== Input records ==

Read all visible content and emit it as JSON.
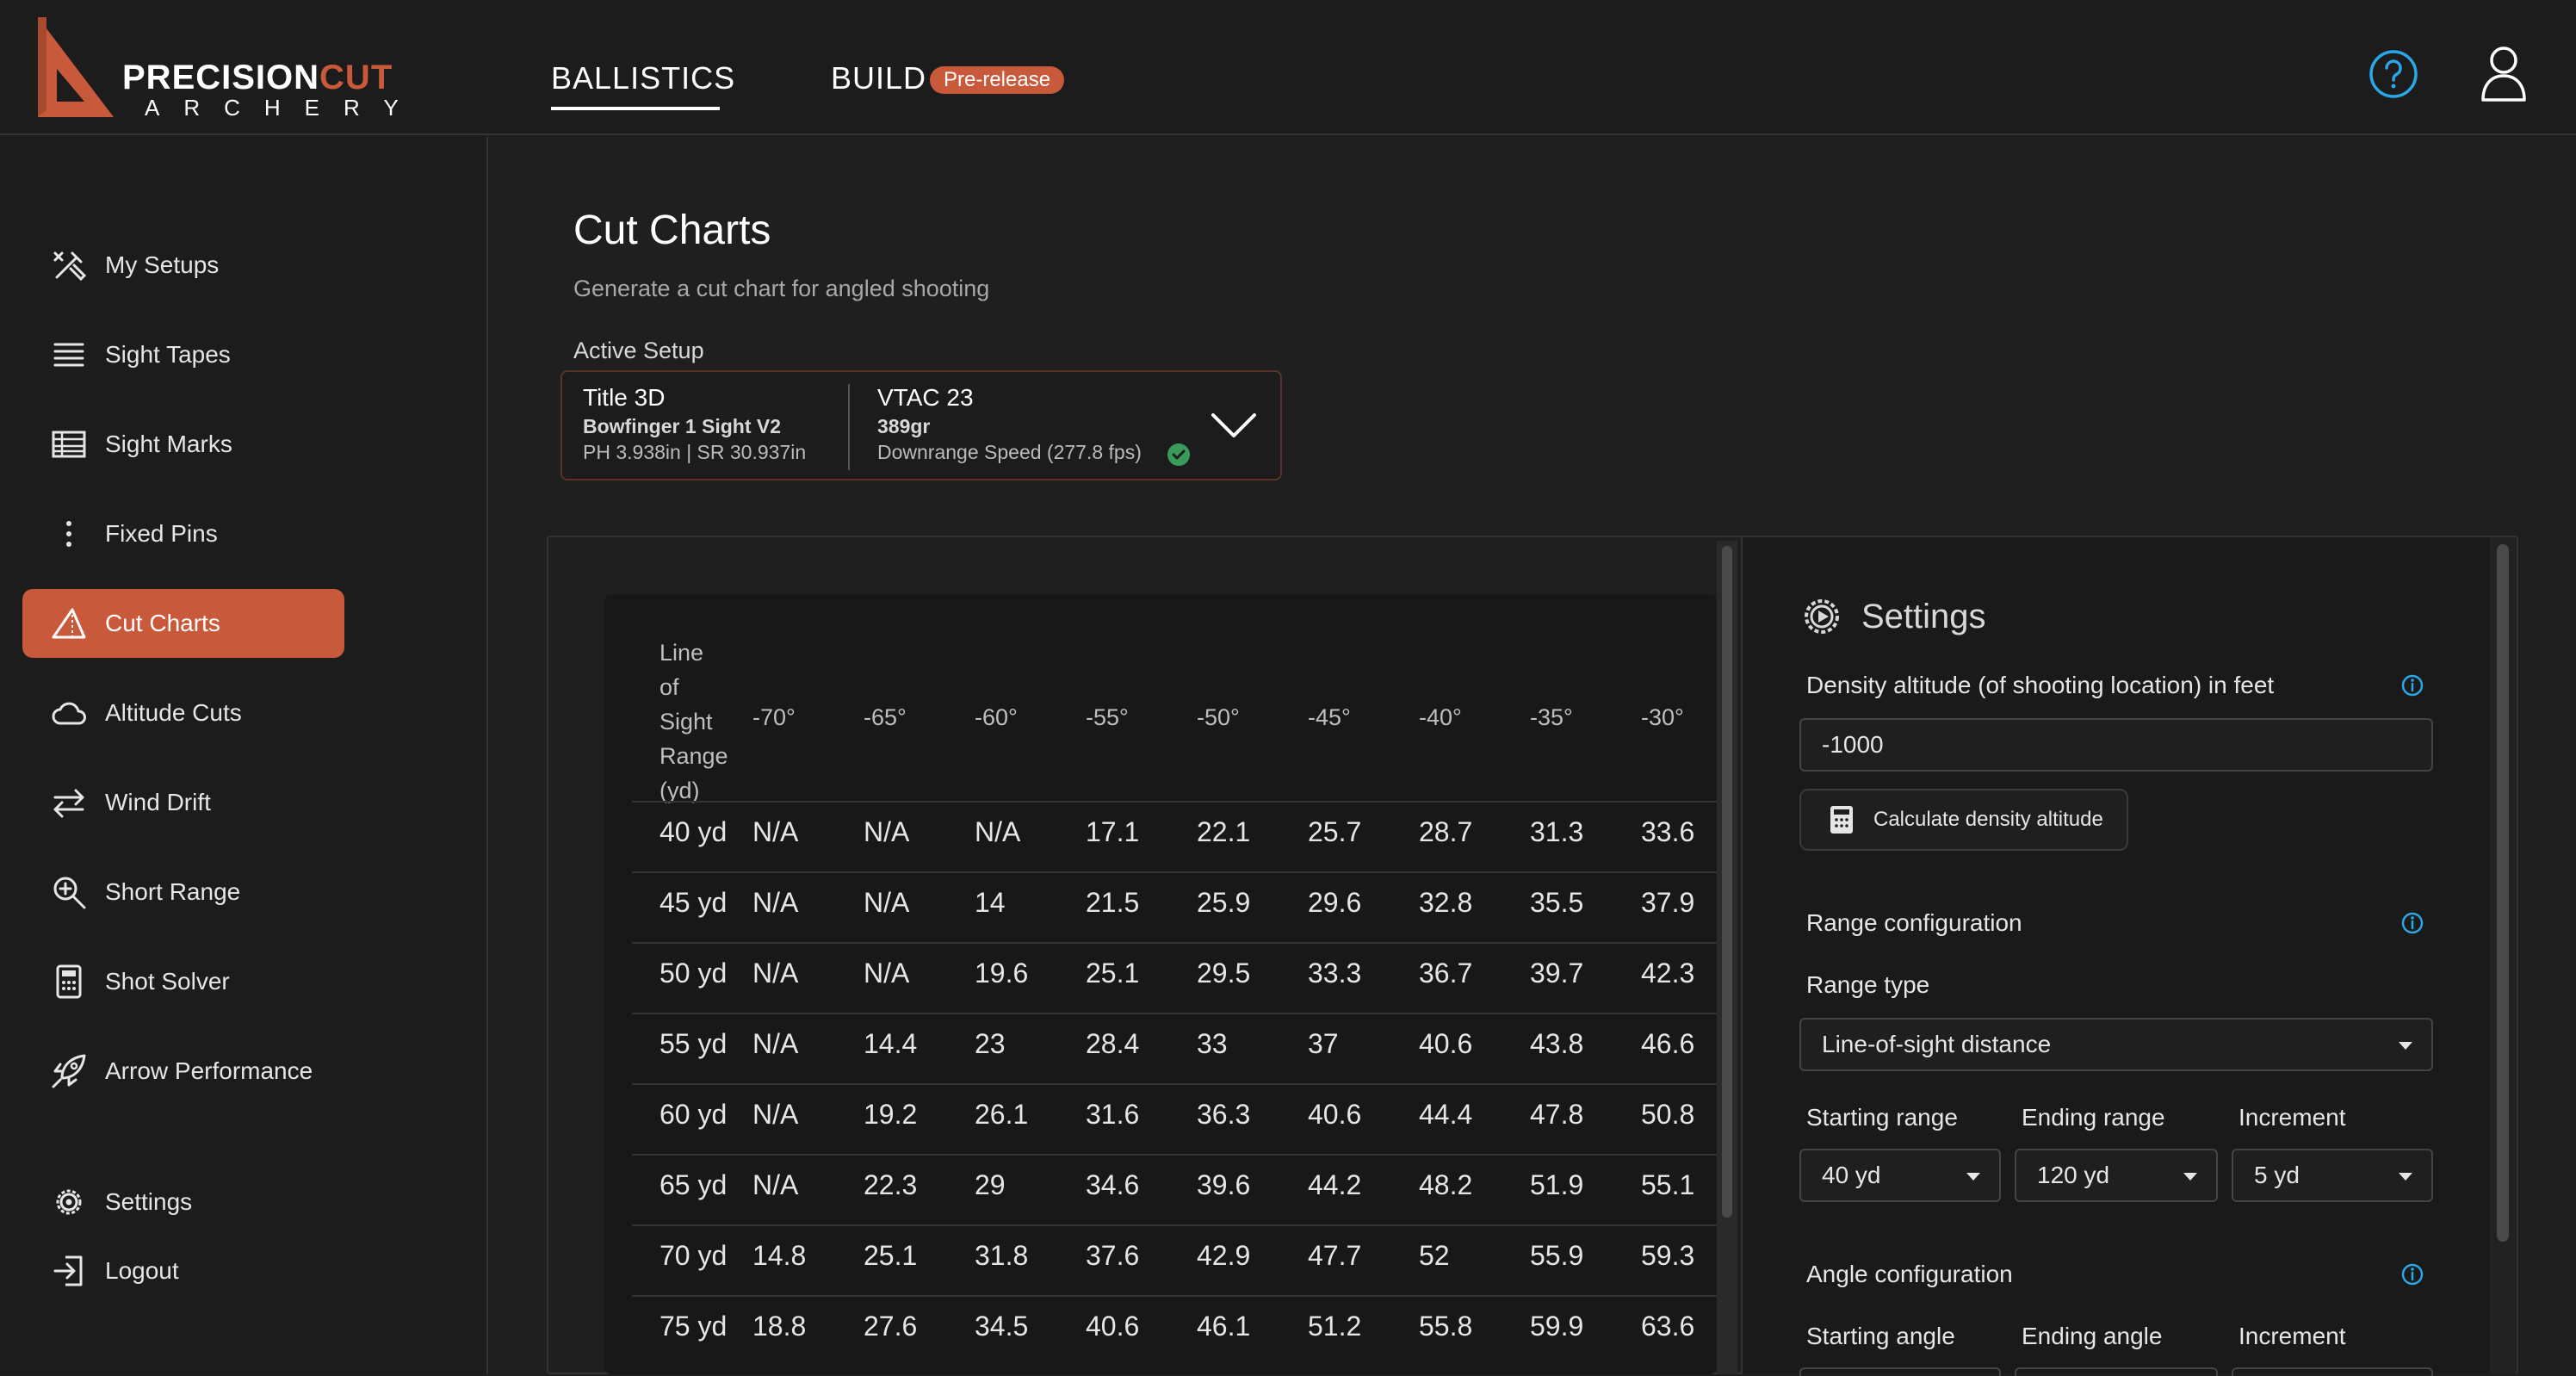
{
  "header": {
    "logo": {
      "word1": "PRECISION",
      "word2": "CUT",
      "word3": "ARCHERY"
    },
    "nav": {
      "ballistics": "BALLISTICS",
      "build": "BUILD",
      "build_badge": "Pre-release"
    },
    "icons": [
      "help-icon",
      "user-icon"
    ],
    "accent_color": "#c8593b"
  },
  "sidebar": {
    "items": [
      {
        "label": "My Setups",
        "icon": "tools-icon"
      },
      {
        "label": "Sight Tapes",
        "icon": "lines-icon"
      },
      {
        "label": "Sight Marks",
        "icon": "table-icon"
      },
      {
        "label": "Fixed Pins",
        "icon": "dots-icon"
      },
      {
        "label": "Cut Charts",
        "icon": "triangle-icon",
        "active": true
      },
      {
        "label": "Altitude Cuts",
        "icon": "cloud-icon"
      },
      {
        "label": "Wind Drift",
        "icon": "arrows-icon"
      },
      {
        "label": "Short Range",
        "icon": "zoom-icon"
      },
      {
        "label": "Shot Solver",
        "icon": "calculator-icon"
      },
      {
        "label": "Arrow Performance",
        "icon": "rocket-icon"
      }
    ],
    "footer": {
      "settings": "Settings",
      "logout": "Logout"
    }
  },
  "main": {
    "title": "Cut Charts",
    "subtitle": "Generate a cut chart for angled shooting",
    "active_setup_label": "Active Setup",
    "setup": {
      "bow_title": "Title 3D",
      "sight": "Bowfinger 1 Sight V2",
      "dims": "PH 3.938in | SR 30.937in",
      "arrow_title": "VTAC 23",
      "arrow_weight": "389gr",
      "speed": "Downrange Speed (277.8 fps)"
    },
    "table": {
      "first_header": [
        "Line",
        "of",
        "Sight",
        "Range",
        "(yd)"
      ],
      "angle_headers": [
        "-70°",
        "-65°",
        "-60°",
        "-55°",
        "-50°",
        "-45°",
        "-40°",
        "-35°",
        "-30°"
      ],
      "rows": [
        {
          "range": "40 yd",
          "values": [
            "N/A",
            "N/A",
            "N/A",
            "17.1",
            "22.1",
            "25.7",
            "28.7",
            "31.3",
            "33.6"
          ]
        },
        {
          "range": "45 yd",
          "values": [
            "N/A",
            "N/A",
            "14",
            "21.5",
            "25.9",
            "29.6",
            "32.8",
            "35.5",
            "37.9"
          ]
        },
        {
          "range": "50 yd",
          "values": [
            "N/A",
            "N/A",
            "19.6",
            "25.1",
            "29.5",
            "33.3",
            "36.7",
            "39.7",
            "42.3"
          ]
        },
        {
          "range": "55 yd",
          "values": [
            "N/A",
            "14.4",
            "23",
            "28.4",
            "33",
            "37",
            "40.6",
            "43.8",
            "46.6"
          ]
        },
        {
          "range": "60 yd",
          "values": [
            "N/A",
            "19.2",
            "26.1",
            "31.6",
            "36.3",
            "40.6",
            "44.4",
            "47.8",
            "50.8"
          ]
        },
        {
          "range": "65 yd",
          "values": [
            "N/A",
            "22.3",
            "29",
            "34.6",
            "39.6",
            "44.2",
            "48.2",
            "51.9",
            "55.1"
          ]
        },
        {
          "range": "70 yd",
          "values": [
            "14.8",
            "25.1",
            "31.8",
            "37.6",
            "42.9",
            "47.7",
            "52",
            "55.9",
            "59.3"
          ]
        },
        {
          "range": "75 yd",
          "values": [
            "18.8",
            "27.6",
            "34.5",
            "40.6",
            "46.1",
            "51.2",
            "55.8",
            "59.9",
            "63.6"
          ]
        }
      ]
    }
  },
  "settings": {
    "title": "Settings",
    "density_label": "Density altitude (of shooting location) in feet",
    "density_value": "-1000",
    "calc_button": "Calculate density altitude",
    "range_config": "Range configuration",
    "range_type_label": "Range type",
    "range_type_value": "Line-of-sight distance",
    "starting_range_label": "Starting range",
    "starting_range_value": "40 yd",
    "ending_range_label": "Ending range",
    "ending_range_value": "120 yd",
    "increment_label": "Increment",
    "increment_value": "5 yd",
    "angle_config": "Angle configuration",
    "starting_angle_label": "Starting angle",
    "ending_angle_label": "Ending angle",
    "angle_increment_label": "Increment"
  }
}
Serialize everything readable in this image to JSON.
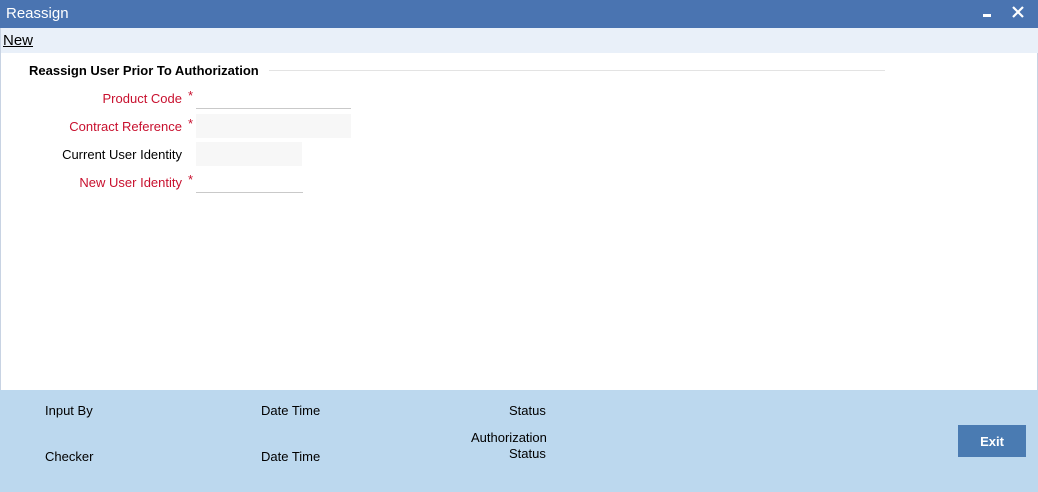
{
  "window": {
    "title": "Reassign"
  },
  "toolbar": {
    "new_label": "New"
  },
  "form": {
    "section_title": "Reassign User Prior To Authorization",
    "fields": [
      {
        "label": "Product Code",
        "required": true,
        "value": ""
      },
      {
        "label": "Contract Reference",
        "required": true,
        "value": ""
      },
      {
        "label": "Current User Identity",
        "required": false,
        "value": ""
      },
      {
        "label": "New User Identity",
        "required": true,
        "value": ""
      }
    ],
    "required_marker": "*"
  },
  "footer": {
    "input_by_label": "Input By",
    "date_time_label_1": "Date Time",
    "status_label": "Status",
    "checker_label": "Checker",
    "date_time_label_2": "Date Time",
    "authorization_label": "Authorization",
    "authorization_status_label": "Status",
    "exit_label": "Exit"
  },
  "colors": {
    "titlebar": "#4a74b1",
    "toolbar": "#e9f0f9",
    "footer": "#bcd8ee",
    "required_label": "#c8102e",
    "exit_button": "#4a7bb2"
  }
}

== Problem details ==
Give back each entry exactly as it appears, with no pictures.

== Correct response ==
Read all visible content and emit it as JSON.
{
  "header": {
    "logo": {
      "word1": "PRECISION",
      "word2": "CUT",
      "word3": "ARCHERY"
    },
    "nav": {
      "ballistics": "BALLISTICS",
      "build": "BUILD",
      "build_badge": "Pre-release"
    },
    "icons": [
      "help-icon",
      "user-icon"
    ],
    "accent_color": "#c8593b"
  },
  "sidebar": {
    "items": [
      {
        "label": "My Setups",
        "icon": "tools-icon"
      },
      {
        "label": "Sight Tapes",
        "icon": "lines-icon"
      },
      {
        "label": "Sight Marks",
        "icon": "table-icon"
      },
      {
        "label": "Fixed Pins",
        "icon": "dots-icon"
      },
      {
        "label": "Cut Charts",
        "icon": "triangle-icon",
        "active": true
      },
      {
        "label": "Altitude Cuts",
        "icon": "cloud-icon"
      },
      {
        "label": "Wind Drift",
        "icon": "arrows-icon"
      },
      {
        "label": "Short Range",
        "icon": "zoom-icon"
      },
      {
        "label": "Shot Solver",
        "icon": "calculator-icon"
      },
      {
        "label": "Arrow Performance",
        "icon": "rocket-icon"
      }
    ],
    "footer": {
      "settings": "Settings",
      "logout": "Logout"
    }
  },
  "main": {
    "title": "Cut Charts",
    "subtitle": "Generate a cut chart for angled shooting",
    "active_setup_label": "Active Setup",
    "setup": {
      "bow_title": "Title 3D",
      "sight": "Bowfinger 1 Sight V2",
      "dims": "PH 3.938in | SR 30.937in",
      "arrow_title": "VTAC 23",
      "arrow_weight": "389gr",
      "speed": "Downrange Speed (277.8 fps)"
    },
    "table": {
      "first_header": [
        "Line",
        "of",
        "Sight",
        "Range",
        "(yd)"
      ],
      "angle_headers": [
        "-70°",
        "-65°",
        "-60°",
        "-55°",
        "-50°",
        "-45°",
        "-40°",
        "-35°",
        "-30°"
      ],
      "rows": [
        {
          "range": "40 yd",
          "values": [
            "N/A",
            "N/A",
            "N/A",
            "17.1",
            "22.1",
            "25.7",
            "28.7",
            "31.3",
            "33.6"
          ]
        },
        {
          "range": "45 yd",
          "values": [
            "N/A",
            "N/A",
            "14",
            "21.5",
            "25.9",
            "29.6",
            "32.8",
            "35.5",
            "37.9"
          ]
        },
        {
          "range": "50 yd",
          "values": [
            "N/A",
            "N/A",
            "19.6",
            "25.1",
            "29.5",
            "33.3",
            "36.7",
            "39.7",
            "42.3"
          ]
        },
        {
          "range": "55 yd",
          "values": [
            "N/A",
            "14.4",
            "23",
            "28.4",
            "33",
            "37",
            "40.6",
            "43.8",
            "46.6"
          ]
        },
        {
          "range": "60 yd",
          "values": [
            "N/A",
            "19.2",
            "26.1",
            "31.6",
            "36.3",
            "40.6",
            "44.4",
            "47.8",
            "50.8"
          ]
        },
        {
          "range": "65 yd",
          "values": [
            "N/A",
            "22.3",
            "29",
            "34.6",
            "39.6",
            "44.2",
            "48.2",
            "51.9",
            "55.1"
          ]
        },
        {
          "range": "70 yd",
          "values": [
            "14.8",
            "25.1",
            "31.8",
            "37.6",
            "42.9",
            "47.7",
            "52",
            "55.9",
            "59.3"
          ]
        },
        {
          "range": "75 yd",
          "values": [
            "18.8",
            "27.6",
            "34.5",
            "40.6",
            "46.1",
            "51.2",
            "55.8",
            "59.9",
            "63.6"
          ]
        }
      ]
    }
  },
  "settings": {
    "title": "Settings",
    "density_label": "Density altitude (of shooting location) in feet",
    "density_value": "-1000",
    "calc_button": "Calculate density altitude",
    "range_config": "Range configuration",
    "range_type_label": "Range type",
    "range_type_value": "Line-of-sight distance",
    "starting_range_label": "Starting range",
    "starting_range_value": "40 yd",
    "ending_range_label": "Ending range",
    "ending_range_value": "120 yd",
    "increment_label": "Increment",
    "increment_value": "5 yd",
    "angle_config": "Angle configuration",
    "starting_angle_label": "Starting angle",
    "ending_angle_label": "Ending angle",
    "angle_increment_label": "Increment"
  }
}
Serialize everything readable in this image to JSON.
{
  "window": {
    "title": "Reassign"
  },
  "toolbar": {
    "new_label": "New"
  },
  "form": {
    "section_title": "Reassign User Prior To Authorization",
    "fields": [
      {
        "label": "Product Code",
        "required": true,
        "value": ""
      },
      {
        "label": "Contract Reference",
        "required": true,
        "value": ""
      },
      {
        "label": "Current User Identity",
        "required": false,
        "value": ""
      },
      {
        "label": "New User Identity",
        "required": true,
        "value": ""
      }
    ],
    "required_marker": "*"
  },
  "footer": {
    "input_by_label": "Input By",
    "date_time_label_1": "Date Time",
    "status_label": "Status",
    "checker_label": "Checker",
    "date_time_label_2": "Date Time",
    "authorization_label": "Authorization",
    "authorization_status_label": "Status",
    "exit_label": "Exit"
  },
  "colors": {
    "titlebar": "#4a74b1",
    "toolbar": "#e9f0f9",
    "footer": "#bcd8ee",
    "required_label": "#c8102e",
    "exit_button": "#4a7bb2"
  }
}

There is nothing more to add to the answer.